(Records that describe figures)

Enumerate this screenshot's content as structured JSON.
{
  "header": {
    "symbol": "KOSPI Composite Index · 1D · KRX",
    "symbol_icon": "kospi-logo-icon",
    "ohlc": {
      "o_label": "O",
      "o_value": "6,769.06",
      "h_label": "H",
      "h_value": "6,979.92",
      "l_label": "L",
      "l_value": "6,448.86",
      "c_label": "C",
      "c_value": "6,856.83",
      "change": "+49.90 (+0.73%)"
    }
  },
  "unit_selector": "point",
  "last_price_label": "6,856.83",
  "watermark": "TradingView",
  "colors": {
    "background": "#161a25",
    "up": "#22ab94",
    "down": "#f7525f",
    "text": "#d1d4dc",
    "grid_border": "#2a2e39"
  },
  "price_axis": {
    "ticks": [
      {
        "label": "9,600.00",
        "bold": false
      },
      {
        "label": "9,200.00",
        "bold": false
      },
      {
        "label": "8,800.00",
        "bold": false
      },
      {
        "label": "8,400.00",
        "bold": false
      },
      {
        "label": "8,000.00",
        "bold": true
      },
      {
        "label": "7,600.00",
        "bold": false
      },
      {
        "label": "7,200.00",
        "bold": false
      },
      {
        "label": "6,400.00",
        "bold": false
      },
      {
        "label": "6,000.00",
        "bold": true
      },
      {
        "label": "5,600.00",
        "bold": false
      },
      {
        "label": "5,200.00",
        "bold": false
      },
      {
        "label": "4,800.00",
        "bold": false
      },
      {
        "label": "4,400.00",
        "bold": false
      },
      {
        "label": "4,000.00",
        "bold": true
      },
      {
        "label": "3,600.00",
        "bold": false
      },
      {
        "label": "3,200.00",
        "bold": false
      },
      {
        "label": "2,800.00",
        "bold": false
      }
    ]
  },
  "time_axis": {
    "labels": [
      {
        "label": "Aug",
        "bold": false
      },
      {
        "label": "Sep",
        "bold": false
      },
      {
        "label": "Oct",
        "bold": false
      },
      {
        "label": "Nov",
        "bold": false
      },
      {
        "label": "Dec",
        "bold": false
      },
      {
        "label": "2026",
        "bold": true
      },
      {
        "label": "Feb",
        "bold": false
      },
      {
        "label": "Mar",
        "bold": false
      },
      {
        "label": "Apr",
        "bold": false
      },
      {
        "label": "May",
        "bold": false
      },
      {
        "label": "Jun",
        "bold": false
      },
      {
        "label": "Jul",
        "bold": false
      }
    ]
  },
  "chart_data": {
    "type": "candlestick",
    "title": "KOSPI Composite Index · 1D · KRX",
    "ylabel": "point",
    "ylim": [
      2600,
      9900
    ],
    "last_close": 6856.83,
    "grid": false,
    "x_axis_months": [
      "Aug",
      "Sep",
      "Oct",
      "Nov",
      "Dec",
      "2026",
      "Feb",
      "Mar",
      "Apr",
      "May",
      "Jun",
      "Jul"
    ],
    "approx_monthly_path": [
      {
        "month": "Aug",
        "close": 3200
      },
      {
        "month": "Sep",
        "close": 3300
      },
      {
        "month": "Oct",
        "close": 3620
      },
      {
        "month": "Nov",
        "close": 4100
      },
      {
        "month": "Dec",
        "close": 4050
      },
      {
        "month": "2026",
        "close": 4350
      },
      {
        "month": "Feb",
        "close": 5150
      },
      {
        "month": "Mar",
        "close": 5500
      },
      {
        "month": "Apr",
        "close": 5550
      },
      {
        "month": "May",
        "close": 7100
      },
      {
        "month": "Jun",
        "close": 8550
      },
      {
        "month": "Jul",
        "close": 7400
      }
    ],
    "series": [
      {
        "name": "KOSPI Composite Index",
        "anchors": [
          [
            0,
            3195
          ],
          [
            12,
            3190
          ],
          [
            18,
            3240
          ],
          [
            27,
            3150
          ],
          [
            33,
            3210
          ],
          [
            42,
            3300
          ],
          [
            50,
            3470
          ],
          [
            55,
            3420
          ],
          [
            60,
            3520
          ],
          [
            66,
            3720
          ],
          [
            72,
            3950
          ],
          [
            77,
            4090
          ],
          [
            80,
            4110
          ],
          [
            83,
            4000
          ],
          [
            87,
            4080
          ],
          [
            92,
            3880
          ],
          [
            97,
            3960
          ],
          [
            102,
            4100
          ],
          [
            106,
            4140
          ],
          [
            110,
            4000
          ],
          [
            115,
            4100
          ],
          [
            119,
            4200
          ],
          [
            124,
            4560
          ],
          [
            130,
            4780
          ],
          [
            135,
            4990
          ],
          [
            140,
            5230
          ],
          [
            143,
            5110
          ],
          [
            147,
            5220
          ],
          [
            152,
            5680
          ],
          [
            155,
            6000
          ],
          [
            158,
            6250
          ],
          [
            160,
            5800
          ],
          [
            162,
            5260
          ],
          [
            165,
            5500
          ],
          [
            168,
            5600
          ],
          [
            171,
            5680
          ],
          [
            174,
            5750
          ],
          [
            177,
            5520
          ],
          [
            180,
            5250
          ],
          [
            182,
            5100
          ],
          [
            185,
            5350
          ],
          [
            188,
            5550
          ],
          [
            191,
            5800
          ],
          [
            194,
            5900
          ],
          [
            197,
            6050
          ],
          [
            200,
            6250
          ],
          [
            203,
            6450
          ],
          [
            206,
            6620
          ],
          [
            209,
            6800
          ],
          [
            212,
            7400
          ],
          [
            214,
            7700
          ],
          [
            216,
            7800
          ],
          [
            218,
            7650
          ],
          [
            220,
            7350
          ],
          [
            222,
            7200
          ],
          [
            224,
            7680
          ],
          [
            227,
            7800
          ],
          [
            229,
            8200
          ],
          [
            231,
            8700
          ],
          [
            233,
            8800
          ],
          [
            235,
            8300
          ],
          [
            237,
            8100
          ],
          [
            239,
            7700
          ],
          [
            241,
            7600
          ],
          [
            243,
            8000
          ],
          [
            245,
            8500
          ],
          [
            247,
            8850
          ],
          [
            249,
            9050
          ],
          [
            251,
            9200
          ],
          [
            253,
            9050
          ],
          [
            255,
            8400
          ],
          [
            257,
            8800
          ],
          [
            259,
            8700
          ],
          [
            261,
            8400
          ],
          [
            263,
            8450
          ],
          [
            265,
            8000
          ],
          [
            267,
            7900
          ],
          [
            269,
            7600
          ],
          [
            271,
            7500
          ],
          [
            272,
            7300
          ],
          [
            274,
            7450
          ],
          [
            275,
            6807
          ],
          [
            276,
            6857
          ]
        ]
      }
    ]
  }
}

• _Exercise prompt_
Using the material above, report each line where "Composite" occurs.

• _Answer to this problem_
    "symbol": "KOSPI Composite Index · 1D · KRX",
    "title": "KOSPI Composite Index · 1D · KRX",
        "name": "KOSPI Composite Index",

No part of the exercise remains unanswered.